» Material for the task:
·····

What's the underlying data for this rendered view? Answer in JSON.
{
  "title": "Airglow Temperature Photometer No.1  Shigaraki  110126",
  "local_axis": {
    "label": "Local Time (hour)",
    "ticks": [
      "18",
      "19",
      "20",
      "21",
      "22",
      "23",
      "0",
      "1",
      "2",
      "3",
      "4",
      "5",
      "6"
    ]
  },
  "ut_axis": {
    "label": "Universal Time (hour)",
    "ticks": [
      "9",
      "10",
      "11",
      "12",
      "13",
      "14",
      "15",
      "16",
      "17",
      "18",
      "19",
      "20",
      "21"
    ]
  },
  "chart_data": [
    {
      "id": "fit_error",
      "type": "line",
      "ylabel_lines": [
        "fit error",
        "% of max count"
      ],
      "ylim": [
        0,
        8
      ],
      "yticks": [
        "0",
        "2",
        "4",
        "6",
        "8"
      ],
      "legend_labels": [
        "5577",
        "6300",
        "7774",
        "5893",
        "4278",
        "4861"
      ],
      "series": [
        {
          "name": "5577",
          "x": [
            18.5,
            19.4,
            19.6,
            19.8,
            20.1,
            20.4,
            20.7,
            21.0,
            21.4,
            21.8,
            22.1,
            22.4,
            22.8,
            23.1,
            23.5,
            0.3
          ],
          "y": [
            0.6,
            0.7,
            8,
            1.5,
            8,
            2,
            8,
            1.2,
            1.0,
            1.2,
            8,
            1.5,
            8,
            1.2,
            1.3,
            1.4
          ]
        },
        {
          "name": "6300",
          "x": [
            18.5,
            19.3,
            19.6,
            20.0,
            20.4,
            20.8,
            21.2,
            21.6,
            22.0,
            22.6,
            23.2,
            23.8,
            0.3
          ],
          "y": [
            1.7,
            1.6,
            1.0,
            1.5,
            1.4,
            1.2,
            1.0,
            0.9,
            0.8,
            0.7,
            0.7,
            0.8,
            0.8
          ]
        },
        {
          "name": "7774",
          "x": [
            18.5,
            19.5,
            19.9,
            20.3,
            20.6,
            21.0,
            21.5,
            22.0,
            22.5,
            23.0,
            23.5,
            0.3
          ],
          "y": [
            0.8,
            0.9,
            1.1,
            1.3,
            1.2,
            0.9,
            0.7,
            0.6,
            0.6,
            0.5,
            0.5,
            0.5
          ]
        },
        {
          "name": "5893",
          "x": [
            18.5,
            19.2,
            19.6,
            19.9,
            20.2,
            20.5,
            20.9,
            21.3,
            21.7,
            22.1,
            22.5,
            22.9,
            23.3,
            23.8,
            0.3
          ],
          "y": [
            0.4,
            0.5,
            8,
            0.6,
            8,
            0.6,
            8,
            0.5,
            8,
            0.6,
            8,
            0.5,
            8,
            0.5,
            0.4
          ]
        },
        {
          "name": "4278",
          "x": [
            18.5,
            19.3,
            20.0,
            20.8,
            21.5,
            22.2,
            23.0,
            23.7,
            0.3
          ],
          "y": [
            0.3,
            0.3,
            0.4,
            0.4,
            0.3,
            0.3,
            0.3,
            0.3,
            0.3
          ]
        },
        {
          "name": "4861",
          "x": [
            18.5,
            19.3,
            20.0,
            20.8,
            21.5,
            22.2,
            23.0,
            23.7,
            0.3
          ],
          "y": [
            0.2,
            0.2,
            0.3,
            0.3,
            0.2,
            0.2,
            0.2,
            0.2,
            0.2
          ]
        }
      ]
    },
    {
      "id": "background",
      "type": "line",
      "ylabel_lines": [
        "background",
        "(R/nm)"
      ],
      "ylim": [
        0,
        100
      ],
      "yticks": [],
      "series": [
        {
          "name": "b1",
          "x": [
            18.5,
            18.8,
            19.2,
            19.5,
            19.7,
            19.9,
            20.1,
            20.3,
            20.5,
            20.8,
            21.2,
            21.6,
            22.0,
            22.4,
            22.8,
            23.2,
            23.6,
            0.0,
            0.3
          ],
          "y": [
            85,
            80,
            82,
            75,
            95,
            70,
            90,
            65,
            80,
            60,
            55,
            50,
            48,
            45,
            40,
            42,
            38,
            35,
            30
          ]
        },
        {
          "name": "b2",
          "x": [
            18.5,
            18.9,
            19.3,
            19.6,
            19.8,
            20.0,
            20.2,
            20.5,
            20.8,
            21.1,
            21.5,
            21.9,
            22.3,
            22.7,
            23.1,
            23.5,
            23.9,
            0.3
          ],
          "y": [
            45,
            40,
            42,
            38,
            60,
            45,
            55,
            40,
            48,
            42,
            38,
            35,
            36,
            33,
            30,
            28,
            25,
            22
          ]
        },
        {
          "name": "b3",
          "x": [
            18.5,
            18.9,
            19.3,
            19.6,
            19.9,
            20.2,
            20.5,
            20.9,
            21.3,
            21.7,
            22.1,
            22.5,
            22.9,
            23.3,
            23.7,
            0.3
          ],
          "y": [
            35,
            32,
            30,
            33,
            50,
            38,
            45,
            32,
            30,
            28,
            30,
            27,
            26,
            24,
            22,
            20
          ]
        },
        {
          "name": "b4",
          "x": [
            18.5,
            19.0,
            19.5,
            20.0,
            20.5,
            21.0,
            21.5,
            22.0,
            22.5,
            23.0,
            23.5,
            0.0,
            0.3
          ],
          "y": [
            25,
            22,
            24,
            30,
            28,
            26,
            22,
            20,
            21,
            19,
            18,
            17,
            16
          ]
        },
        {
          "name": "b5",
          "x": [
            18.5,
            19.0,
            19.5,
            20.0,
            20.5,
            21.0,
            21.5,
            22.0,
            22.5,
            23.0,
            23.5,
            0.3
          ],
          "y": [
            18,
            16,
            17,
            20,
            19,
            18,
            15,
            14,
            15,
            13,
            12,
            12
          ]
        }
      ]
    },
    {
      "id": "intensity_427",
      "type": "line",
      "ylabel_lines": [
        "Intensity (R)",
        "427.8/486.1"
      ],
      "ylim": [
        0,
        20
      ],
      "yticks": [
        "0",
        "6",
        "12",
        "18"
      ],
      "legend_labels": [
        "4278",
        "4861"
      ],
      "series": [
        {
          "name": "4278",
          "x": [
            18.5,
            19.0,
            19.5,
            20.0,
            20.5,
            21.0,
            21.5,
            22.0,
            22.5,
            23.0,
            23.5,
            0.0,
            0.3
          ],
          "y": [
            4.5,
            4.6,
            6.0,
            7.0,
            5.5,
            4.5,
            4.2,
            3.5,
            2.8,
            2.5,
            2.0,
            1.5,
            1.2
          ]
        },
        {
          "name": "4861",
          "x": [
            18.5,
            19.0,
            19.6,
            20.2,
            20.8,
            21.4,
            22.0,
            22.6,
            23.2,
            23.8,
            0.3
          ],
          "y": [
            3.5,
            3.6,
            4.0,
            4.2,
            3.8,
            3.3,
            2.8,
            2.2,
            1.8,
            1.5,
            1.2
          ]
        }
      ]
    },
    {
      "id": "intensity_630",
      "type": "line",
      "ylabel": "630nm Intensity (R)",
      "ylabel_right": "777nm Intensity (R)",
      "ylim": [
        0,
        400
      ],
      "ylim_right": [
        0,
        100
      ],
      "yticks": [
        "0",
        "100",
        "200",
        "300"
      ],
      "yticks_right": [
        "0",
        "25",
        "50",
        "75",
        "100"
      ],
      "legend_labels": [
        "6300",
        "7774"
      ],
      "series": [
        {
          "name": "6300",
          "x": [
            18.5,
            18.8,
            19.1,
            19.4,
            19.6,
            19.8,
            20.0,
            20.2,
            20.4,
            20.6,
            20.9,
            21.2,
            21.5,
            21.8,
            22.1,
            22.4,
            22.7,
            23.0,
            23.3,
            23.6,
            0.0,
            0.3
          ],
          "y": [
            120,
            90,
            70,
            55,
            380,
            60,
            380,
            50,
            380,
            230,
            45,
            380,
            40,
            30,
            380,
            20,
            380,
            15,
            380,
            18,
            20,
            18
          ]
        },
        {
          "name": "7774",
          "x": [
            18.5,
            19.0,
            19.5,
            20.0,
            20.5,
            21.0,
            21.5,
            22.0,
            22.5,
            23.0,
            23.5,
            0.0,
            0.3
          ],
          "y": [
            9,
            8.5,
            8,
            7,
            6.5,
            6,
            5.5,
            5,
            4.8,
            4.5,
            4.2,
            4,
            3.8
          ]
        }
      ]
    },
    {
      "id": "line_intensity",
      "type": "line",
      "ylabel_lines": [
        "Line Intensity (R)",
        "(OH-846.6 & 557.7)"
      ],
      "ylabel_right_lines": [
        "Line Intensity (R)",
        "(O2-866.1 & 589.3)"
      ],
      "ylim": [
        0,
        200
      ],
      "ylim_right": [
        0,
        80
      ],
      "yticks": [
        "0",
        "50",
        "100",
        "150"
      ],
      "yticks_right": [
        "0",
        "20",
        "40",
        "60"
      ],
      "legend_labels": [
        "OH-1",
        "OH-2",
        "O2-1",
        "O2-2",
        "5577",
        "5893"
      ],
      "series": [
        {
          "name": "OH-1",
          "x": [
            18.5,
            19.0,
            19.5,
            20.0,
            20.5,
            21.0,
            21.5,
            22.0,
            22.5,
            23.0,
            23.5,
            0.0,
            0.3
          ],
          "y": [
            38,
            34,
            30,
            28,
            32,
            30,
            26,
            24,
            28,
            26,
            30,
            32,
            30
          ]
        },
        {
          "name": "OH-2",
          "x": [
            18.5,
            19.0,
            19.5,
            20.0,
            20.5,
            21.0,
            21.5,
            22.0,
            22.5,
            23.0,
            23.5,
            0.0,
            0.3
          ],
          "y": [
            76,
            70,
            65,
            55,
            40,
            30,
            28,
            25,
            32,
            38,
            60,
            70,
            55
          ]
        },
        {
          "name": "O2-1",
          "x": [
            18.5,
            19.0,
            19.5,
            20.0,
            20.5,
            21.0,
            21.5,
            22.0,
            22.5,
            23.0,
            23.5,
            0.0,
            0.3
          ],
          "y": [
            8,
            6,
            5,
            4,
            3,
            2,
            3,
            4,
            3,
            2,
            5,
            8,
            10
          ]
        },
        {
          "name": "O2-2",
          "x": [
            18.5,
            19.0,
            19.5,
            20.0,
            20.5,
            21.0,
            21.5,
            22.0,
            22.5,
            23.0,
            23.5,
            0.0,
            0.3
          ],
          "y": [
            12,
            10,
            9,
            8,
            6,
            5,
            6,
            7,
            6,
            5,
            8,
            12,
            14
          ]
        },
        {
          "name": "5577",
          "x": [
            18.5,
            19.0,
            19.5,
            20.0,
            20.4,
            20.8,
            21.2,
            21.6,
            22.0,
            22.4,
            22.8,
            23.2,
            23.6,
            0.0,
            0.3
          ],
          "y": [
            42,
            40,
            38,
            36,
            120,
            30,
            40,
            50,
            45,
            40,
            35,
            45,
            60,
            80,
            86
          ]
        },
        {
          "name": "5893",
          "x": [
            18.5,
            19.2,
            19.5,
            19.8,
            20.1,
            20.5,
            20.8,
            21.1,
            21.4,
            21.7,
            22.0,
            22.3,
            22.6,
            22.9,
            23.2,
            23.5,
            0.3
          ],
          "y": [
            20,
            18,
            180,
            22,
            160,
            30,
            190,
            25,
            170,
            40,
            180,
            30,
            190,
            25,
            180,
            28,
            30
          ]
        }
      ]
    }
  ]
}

·····

» Task details:
Find all lines holding the string "hour" and copy them.

» Expected answer:
    "label": "Local Time (hour)",
    "label": "Universal Time (hour)",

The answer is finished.